>> START Material for this task
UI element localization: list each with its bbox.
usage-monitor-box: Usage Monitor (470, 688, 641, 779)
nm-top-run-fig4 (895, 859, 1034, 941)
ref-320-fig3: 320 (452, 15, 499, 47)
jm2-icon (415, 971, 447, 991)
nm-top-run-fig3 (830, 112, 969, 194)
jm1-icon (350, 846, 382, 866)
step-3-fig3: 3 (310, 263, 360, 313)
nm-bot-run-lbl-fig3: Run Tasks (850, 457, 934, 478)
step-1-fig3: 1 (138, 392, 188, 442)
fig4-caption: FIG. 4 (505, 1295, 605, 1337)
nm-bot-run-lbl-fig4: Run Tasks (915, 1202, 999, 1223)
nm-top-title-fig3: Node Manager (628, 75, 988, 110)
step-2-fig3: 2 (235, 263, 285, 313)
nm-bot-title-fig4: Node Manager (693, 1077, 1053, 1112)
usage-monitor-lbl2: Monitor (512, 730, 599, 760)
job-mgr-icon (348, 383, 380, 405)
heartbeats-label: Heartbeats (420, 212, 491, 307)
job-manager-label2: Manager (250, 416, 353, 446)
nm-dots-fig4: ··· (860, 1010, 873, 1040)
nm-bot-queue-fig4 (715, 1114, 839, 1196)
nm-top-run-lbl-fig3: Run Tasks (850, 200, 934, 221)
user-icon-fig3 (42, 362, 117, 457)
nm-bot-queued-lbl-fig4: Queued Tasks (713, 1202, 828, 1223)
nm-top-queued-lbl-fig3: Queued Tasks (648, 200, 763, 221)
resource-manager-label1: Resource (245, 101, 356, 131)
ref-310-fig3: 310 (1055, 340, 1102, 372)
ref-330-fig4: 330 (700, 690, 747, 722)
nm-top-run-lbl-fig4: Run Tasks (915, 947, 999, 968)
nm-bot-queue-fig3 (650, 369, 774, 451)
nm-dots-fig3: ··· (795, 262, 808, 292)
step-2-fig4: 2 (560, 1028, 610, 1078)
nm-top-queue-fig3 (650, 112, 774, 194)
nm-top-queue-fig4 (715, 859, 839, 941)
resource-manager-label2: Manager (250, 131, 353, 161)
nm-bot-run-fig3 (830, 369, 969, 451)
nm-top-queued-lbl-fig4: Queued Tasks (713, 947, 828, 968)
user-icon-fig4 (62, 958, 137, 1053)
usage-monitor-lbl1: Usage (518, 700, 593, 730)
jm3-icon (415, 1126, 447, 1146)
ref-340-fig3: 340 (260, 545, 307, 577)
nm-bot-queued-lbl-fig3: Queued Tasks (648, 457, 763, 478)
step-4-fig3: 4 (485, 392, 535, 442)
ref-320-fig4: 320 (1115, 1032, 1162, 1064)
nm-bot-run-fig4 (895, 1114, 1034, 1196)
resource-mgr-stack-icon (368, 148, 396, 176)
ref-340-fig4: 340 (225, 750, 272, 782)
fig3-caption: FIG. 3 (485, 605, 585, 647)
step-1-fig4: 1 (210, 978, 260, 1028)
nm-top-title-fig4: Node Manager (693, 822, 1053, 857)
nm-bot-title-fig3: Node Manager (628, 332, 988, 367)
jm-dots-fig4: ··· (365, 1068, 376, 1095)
>> END Material for this task
>> START Material for this task
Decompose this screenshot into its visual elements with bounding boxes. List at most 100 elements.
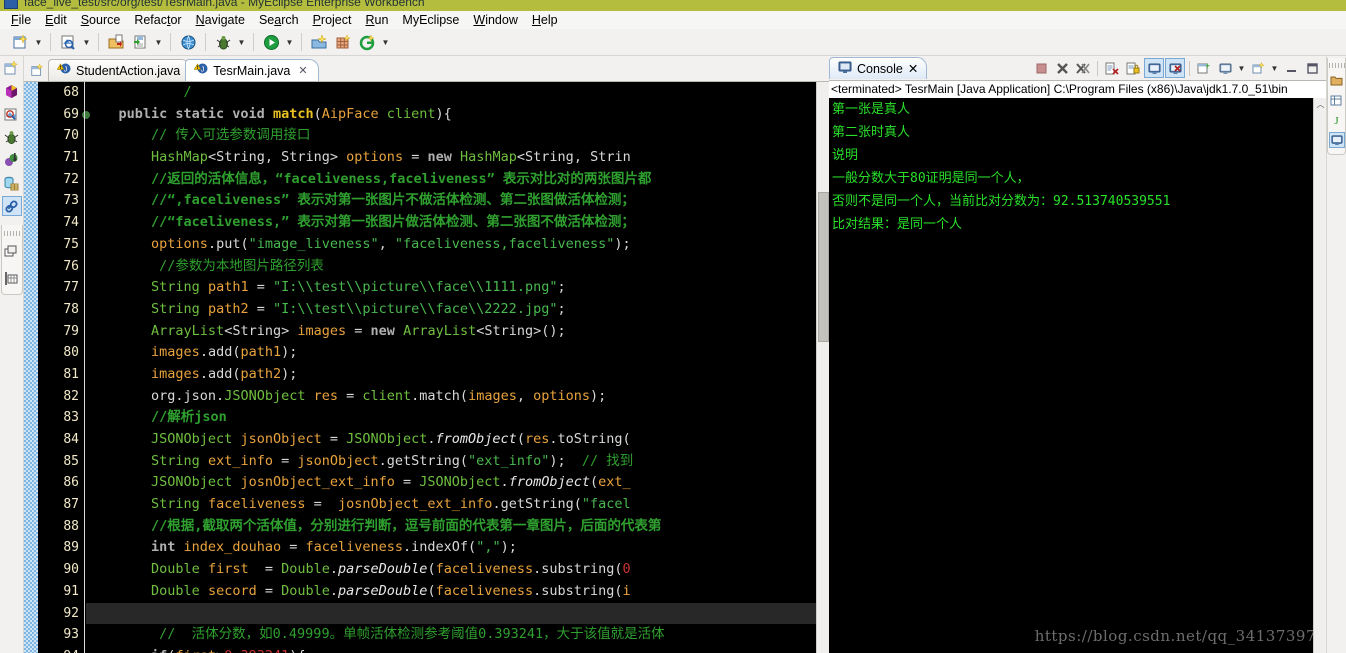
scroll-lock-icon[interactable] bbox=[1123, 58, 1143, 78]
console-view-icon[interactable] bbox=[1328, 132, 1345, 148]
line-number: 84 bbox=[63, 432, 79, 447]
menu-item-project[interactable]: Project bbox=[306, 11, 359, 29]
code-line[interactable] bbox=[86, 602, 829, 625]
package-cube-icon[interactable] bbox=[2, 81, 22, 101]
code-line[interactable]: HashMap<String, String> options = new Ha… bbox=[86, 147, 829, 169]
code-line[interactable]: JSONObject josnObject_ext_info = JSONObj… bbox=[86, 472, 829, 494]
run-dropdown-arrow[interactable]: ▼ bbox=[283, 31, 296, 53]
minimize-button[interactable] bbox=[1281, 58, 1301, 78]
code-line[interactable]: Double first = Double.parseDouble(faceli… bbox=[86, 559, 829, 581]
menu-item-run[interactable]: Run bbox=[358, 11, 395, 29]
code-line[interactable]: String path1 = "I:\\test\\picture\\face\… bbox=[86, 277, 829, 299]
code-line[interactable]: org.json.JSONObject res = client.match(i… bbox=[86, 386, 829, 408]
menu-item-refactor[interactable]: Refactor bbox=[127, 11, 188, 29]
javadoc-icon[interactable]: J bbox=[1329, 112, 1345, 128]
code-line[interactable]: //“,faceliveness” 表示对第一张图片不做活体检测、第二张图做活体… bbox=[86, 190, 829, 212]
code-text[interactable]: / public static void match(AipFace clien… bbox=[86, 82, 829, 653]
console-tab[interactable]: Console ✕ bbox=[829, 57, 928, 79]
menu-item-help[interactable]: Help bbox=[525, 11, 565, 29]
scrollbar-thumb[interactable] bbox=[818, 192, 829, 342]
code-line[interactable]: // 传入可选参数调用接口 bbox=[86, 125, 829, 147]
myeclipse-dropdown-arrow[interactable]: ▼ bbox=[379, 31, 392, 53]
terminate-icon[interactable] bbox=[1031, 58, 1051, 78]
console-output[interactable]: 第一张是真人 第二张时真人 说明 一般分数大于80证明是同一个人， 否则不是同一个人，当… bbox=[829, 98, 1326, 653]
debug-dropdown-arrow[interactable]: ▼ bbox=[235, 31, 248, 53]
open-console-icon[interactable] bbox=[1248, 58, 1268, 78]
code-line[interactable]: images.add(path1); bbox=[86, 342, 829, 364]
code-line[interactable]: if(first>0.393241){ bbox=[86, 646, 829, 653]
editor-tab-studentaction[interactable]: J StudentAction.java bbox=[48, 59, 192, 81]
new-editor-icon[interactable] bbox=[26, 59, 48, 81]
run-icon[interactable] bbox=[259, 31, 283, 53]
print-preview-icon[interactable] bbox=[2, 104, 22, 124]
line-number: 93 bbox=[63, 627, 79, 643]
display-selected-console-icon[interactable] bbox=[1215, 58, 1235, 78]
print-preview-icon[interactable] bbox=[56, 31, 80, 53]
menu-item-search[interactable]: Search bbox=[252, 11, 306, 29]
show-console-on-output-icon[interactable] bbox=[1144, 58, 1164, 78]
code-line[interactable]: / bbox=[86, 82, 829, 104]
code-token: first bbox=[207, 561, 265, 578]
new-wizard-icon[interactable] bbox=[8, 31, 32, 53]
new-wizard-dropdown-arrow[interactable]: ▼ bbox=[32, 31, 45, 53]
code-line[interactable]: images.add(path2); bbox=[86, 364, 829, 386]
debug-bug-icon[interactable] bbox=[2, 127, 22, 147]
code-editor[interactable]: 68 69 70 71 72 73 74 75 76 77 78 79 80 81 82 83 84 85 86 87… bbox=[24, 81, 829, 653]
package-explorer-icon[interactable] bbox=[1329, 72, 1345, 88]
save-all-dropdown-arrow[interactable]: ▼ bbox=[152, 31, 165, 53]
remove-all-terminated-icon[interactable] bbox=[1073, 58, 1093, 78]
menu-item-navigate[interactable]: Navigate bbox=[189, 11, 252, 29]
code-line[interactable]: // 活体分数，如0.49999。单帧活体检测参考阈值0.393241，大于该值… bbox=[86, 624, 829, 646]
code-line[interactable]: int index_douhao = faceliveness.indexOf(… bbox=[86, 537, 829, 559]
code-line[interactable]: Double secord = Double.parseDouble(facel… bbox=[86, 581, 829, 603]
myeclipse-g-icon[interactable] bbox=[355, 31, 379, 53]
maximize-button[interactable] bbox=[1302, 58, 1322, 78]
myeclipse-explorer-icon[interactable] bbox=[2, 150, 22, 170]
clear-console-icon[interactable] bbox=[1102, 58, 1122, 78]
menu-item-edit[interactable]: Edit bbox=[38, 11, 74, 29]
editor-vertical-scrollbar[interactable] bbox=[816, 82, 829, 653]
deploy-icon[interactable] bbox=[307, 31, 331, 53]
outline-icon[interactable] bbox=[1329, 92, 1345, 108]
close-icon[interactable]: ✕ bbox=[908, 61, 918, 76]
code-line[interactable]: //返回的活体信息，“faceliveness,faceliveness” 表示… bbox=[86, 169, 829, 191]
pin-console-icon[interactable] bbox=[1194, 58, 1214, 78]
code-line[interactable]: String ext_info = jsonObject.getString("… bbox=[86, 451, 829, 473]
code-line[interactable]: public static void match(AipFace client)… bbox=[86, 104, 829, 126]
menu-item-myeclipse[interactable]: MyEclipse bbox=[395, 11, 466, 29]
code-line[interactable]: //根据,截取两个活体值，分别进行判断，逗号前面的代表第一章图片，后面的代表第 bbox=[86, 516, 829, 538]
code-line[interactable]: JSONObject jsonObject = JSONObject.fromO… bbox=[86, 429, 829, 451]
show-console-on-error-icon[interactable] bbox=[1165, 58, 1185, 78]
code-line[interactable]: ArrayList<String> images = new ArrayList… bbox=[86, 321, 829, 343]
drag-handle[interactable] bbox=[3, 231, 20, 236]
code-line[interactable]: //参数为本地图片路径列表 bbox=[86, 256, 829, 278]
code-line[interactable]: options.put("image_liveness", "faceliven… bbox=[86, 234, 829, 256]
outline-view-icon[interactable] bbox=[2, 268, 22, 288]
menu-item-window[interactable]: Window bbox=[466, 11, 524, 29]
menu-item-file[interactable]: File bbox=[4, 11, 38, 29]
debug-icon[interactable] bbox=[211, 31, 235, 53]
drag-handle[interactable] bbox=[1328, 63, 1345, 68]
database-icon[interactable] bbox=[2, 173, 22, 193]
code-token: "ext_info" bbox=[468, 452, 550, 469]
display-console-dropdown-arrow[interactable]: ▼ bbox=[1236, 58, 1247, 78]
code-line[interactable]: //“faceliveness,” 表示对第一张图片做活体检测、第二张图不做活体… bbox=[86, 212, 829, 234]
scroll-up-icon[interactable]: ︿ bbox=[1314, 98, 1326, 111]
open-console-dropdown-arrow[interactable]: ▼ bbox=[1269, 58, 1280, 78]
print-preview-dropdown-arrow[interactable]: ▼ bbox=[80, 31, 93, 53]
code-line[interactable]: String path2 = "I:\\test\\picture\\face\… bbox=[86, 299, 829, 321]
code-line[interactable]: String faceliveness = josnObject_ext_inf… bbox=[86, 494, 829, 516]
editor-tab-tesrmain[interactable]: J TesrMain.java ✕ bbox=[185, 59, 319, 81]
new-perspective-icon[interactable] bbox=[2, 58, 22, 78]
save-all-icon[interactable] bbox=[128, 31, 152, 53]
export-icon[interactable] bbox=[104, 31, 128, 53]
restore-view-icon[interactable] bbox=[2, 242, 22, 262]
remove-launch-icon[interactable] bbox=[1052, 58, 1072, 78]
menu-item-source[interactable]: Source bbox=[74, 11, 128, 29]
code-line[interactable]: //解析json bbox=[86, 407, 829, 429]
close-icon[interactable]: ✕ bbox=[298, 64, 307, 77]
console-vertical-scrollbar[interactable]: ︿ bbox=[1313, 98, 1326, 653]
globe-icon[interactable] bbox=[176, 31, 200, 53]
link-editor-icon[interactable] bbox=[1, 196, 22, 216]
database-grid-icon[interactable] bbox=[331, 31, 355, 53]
>> END Material for this task
>> START Material for this task
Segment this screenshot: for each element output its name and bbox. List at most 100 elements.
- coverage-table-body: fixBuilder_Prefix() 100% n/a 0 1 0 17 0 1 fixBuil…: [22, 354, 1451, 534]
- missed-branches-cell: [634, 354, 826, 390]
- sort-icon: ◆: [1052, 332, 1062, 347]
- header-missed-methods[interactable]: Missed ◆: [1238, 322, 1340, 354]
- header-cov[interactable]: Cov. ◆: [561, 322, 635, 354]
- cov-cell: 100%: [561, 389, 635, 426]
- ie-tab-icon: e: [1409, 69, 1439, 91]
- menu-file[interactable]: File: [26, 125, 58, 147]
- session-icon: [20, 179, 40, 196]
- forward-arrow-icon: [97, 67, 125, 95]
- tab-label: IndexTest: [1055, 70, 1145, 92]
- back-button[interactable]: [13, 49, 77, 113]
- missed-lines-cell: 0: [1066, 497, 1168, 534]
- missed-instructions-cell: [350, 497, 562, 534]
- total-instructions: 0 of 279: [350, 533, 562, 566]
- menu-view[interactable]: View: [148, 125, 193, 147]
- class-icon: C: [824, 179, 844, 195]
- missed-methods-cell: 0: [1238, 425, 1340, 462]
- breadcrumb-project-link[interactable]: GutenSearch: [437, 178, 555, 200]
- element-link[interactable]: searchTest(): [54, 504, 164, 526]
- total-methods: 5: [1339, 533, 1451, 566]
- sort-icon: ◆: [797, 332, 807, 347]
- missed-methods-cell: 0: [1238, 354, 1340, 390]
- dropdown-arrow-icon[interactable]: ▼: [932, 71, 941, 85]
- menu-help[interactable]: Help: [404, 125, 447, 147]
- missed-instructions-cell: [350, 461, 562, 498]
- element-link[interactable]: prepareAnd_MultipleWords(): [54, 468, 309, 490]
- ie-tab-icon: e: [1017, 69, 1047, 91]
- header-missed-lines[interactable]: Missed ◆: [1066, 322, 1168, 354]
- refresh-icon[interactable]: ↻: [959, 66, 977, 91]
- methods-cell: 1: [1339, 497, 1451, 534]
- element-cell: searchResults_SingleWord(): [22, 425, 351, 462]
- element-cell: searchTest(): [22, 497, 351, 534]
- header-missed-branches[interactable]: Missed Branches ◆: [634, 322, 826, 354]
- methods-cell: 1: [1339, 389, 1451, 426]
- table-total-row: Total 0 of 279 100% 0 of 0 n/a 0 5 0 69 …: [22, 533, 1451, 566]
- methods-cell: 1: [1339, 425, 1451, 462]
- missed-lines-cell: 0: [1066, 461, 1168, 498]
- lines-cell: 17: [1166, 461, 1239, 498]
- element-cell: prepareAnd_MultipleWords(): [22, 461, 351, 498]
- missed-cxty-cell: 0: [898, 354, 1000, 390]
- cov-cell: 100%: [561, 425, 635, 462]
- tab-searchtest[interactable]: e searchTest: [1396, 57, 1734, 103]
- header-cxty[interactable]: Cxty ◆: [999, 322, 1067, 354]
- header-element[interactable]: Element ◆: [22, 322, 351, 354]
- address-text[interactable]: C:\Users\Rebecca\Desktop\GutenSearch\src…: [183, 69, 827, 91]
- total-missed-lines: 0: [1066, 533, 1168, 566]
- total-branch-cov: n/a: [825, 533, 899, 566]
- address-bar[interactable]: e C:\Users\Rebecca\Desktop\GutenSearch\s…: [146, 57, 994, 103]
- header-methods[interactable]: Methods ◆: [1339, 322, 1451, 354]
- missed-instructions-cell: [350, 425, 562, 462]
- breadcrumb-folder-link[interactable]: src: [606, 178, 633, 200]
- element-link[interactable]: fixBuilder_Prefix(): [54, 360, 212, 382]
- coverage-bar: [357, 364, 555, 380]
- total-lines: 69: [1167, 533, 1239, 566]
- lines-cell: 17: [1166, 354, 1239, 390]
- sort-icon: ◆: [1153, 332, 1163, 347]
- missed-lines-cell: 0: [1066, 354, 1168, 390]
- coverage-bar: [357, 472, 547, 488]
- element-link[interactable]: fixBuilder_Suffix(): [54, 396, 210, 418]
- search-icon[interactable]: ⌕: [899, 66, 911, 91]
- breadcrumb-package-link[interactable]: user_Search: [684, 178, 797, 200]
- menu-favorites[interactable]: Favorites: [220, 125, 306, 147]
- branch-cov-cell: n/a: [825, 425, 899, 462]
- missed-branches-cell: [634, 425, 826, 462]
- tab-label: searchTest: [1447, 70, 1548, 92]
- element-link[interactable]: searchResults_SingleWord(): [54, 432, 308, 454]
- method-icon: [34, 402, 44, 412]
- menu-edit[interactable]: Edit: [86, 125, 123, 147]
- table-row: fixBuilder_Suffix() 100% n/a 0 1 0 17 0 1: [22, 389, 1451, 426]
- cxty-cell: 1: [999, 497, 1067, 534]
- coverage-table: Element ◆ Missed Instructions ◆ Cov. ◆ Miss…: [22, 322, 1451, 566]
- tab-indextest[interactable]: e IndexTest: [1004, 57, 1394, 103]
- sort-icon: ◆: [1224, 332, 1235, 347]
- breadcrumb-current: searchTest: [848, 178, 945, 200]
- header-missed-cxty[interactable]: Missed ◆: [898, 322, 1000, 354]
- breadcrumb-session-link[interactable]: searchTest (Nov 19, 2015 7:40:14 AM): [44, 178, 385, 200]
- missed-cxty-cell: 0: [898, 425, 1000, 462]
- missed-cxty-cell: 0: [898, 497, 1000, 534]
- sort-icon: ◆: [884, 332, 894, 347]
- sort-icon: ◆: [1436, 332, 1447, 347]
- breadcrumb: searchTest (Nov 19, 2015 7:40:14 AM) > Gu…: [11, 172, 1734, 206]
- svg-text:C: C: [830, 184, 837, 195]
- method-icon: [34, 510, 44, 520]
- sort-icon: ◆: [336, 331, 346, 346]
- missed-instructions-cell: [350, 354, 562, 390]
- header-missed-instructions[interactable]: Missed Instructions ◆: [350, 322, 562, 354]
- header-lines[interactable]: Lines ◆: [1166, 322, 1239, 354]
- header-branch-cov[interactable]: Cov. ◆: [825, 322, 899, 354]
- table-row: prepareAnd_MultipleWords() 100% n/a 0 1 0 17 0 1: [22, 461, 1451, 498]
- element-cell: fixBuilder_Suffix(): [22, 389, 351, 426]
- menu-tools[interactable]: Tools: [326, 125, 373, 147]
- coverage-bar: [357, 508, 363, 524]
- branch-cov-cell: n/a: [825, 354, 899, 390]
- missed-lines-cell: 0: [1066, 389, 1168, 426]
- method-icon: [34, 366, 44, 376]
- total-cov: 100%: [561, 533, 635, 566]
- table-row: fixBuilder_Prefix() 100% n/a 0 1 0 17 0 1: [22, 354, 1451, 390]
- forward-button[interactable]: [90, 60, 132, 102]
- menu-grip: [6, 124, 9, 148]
>> END Material for this task
What to produce:
Copy out the lines of the data above word for word, beginning with the line that contains "Segment this screenshot: for" and ending with the line that contains "- cov-cell: 100%: [561, 389, 635, 426]", both included.

Response to the task:
Segment this screenshot: for each element output its name and bbox. List at most 100 elements.
- coverage-table-body: fixBuilder_Prefix() 100% n/a 0 1 0 17 0 1 fixBuil…: [22, 354, 1451, 534]
- missed-branches-cell: [634, 354, 826, 390]
- sort-icon: ◆: [1052, 332, 1062, 347]
- header-missed-methods[interactable]: Missed ◆: [1238, 322, 1340, 354]
- header-cov[interactable]: Cov. ◆: [561, 322, 635, 354]
- cov-cell: 100%: [561, 389, 635, 426]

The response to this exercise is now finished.